A different ship, the Diamond Princess, has been docked for more than a week in Yokohama, Japan, where it was put under quarantine after cases of infection were confirmed. The total number of cases on board is about 135, including at least 10 crew members. More than 1,000 crew members will receive two months of paid leave after the end of the ship’s isolation period, Princess Cruises said Tuesday.

A Chinese law professor who blamed China’s top leader, Xi Jinping, for failing to contain the coronavirus outbreak has been confined to his home, according to one of his friends.

The professor, Xu Zhangrun, had published an essay in Chinese, “When Fury Overcomes Fear,” which circulated widely on overseas Chinese-language websites last week. The essay was translated into English and published on ChinaFile, a website that covers China, on Monday. It argues that Mr. Xi and his government have banned the free flow of information and that officials neglected their responsibilities as the outbreak worsened.

## Task set
a – In the coronavirus news excerpt, what is the title of the essay Xu Zhangrun published?
b – Write the next part of the coronavirus news excerpt, picking up after its final sentence.

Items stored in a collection
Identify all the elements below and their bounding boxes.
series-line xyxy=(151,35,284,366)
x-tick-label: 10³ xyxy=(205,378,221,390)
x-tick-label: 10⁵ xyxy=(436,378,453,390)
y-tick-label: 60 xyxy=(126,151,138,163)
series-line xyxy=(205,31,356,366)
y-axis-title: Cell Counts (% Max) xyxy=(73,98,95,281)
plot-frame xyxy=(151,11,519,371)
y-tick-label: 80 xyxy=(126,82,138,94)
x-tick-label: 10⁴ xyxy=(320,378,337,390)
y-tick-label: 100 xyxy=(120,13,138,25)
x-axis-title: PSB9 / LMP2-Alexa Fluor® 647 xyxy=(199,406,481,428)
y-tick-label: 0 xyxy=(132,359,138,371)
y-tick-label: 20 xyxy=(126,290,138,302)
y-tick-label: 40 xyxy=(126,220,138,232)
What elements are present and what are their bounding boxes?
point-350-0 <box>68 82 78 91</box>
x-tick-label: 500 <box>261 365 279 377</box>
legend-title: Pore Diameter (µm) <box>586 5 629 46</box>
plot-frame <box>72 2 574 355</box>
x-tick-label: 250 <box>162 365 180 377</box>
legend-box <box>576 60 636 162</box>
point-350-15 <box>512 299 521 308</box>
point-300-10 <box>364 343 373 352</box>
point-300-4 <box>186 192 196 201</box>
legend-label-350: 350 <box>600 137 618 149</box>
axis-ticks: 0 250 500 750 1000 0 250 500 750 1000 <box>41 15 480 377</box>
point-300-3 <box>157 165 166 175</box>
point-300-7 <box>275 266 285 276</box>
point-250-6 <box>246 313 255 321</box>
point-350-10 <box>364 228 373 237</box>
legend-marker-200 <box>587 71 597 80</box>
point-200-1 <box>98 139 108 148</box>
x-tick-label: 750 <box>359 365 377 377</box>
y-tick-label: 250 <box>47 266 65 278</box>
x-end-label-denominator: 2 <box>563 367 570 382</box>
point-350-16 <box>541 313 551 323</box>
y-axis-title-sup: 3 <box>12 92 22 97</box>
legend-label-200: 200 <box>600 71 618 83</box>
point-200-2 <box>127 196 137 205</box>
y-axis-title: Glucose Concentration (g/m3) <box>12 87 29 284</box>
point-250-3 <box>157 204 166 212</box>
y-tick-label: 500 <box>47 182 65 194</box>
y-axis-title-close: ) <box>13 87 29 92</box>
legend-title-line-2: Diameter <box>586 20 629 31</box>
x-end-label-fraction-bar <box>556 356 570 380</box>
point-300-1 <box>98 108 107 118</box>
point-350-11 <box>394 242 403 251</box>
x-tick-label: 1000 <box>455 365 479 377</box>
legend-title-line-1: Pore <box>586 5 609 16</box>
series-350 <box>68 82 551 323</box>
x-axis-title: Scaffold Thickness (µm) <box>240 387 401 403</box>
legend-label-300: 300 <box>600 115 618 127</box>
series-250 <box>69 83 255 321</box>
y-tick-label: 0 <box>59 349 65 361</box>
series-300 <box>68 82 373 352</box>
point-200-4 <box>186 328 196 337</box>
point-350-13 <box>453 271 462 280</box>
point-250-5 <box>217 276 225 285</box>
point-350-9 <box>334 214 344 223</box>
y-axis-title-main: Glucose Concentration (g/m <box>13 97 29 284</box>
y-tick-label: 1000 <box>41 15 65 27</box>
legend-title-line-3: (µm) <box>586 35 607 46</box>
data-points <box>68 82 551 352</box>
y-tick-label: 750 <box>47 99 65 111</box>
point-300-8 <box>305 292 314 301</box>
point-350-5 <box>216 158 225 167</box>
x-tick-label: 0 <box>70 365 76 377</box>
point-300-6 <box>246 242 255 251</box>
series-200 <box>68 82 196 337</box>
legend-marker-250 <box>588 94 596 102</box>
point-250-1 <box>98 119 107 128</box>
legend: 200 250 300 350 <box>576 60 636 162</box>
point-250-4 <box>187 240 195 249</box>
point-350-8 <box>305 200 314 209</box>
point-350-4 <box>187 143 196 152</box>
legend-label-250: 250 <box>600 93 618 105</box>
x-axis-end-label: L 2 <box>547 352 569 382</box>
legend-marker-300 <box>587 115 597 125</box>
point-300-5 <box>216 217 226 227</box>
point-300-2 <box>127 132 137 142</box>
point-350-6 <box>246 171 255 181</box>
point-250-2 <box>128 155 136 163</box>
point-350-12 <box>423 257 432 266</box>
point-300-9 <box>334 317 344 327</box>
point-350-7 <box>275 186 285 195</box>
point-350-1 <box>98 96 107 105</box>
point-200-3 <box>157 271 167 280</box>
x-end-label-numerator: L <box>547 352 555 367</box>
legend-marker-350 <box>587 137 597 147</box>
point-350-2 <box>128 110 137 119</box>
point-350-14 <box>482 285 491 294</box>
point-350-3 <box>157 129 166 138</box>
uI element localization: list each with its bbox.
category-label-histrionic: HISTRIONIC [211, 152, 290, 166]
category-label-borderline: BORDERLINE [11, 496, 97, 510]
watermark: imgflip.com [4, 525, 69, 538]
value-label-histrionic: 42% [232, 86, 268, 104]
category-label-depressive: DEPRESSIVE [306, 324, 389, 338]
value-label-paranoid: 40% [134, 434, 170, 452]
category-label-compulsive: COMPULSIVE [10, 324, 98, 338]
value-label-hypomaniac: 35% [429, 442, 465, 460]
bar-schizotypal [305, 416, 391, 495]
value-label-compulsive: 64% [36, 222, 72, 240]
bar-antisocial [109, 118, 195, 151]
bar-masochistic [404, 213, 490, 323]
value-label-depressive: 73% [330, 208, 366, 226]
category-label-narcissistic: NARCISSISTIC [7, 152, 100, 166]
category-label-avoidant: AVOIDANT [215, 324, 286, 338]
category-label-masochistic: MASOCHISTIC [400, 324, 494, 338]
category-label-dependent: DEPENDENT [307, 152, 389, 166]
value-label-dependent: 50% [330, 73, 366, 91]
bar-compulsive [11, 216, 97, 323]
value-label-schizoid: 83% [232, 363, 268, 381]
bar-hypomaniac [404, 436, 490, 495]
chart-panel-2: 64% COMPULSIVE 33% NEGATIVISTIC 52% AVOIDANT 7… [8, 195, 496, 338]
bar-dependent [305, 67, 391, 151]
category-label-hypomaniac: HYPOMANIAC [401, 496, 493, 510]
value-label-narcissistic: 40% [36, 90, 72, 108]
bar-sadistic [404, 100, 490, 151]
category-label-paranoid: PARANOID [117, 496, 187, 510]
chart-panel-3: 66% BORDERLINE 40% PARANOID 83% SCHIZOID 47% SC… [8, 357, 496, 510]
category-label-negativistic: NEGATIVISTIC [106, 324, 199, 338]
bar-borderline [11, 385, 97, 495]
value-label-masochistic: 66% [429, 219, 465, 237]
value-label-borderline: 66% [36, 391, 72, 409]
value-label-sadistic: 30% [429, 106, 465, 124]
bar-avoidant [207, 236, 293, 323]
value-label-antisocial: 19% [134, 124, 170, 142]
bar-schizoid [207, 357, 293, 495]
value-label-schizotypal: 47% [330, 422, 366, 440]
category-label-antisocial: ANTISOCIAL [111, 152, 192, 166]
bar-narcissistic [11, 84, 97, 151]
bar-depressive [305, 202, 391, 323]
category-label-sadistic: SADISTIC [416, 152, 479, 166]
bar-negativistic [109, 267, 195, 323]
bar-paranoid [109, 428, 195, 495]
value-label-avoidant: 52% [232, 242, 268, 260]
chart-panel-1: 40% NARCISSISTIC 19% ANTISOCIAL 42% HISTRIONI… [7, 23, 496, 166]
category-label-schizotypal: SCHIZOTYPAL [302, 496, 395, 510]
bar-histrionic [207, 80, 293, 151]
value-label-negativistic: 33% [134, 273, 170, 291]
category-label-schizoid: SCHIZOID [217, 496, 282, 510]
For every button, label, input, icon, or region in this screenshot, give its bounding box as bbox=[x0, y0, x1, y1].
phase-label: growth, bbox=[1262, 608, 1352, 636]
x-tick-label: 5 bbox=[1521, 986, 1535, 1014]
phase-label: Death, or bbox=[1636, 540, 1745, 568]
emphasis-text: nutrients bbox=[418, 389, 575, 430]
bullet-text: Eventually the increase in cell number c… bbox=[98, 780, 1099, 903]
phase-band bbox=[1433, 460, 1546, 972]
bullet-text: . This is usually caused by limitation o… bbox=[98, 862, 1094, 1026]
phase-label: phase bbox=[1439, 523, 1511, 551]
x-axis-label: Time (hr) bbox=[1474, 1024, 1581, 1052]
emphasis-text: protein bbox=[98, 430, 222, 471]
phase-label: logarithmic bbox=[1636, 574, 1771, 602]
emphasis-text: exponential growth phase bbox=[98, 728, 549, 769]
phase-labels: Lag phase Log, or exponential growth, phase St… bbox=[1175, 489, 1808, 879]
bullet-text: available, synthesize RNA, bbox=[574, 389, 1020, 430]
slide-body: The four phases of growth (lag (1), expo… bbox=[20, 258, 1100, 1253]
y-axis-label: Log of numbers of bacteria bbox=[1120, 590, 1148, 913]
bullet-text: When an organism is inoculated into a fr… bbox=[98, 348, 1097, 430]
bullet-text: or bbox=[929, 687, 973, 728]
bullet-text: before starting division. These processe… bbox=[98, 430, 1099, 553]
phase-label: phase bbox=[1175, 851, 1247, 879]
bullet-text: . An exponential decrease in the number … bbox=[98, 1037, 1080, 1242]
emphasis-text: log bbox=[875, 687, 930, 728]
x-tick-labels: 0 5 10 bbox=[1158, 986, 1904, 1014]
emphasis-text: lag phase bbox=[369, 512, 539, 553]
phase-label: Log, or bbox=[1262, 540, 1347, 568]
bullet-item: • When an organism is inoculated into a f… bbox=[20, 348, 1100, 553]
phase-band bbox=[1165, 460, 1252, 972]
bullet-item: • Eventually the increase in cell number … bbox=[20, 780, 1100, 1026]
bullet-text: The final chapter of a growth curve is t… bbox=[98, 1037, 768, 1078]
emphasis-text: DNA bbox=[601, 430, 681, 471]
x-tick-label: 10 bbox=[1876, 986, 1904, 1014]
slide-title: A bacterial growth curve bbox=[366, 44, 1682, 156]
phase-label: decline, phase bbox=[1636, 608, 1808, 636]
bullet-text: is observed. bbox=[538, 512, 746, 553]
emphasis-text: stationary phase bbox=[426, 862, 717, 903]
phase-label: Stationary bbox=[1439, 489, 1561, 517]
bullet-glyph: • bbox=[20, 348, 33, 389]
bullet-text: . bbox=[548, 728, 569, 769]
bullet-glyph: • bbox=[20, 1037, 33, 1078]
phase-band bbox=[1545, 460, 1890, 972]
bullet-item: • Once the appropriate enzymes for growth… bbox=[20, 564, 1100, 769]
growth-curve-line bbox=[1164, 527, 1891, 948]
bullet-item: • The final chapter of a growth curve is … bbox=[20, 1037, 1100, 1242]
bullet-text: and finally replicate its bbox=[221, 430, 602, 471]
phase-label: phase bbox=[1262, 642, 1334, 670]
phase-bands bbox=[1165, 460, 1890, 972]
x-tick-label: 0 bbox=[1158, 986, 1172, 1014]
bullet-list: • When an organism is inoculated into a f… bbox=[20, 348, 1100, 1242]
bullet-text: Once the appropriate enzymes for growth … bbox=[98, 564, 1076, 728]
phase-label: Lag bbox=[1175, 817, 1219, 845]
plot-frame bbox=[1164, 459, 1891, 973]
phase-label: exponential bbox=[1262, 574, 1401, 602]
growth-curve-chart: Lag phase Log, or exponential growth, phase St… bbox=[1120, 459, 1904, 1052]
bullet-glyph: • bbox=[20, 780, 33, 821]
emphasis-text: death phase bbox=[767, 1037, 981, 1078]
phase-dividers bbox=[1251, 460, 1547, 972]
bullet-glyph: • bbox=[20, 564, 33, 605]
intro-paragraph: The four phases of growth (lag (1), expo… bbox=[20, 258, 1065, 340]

## Response list
a – "When Fury Overcomes Fear"

b –
Mr. Xu, a law professor at Tsinghua University in Beijing, wrote that the coronavirus epidemic “has revealed the rotten core of Chinese governance.”

“It is true: the level of popular fury is volcanic and a people thus enraged may, in the end, also cast aside their fear,” he added.

After publishing the essay, Mr. Xu was ordered by the Chinese authorities not to leave his home, according to the friend, Rong Jian.

Mr. Xu had already been under close surveillance after publishing an essay in 2018 criticizing the Chinese Communist Party for lifting the two-term limit on presidents that could allow Mr. Xi to remain in office.

The Chinese Communist Party has dismissed two health officials in Hubei, the province at the center of the epidemic, state-run news outlets reported on Tuesday. They were the first senior officials to be punished for the government’s handling of the outbreak.

The officials were replaced by a deputy head of the National Health Commission, Wang Hesheng, whom Beijing dispatched to the region three days ago to take over the provincial government’s response to the crisis, according to state media.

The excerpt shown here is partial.